■ DIRECTION: Scan the entries for the string "BlueNimble" and give the number of lines that have it, nothing further.

(Records from a data collection)
▬▬▬▬▬▬

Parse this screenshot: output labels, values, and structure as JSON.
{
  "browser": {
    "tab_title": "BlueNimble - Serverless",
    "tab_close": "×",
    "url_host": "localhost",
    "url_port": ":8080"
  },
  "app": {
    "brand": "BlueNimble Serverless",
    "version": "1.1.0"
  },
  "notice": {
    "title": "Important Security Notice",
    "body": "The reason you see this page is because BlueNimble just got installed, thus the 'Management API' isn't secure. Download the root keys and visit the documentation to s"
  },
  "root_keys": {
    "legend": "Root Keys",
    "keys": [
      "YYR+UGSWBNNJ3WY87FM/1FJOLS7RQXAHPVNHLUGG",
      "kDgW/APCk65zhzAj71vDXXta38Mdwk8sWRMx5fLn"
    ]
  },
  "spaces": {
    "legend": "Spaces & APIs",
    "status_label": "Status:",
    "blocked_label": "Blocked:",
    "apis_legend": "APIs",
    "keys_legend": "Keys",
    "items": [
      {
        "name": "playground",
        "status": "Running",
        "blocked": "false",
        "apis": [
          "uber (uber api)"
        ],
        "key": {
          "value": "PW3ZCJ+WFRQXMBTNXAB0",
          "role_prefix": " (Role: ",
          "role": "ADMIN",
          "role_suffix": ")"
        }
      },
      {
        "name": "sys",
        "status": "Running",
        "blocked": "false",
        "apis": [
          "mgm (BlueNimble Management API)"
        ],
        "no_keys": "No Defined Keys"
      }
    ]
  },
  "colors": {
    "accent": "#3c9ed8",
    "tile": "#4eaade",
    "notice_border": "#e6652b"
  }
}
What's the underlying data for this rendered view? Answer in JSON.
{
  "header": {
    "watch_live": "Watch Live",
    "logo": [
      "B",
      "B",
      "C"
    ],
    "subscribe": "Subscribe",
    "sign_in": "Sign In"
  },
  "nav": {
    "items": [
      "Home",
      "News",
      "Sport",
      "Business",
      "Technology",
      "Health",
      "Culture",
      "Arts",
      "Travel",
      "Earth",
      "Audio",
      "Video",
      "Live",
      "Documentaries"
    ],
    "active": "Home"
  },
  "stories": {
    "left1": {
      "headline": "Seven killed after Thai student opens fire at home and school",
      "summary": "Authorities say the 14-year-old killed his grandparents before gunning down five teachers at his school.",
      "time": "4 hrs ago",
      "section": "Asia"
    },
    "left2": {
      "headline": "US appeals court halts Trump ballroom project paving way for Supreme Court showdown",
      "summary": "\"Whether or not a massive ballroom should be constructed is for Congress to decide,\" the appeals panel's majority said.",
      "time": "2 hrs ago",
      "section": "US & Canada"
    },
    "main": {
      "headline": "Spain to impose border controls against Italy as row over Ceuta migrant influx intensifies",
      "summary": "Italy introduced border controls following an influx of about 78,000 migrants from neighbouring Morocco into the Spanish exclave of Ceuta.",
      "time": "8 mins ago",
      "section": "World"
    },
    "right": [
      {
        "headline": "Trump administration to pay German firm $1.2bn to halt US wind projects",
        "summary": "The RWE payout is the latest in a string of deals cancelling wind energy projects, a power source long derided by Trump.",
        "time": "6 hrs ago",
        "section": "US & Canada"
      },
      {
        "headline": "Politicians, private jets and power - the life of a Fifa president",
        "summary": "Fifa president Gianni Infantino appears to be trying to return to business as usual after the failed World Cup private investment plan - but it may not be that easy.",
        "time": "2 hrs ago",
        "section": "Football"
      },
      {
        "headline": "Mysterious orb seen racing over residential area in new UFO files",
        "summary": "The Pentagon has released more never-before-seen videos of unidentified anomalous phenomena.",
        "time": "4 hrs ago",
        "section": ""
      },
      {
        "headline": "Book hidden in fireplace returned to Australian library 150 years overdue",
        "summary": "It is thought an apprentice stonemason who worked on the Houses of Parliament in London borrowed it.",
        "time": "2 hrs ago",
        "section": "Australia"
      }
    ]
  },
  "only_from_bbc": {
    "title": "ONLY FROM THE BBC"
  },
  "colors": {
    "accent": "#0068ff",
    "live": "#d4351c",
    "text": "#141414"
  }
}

▬▬▬▬▬▬

■ REPLY: 4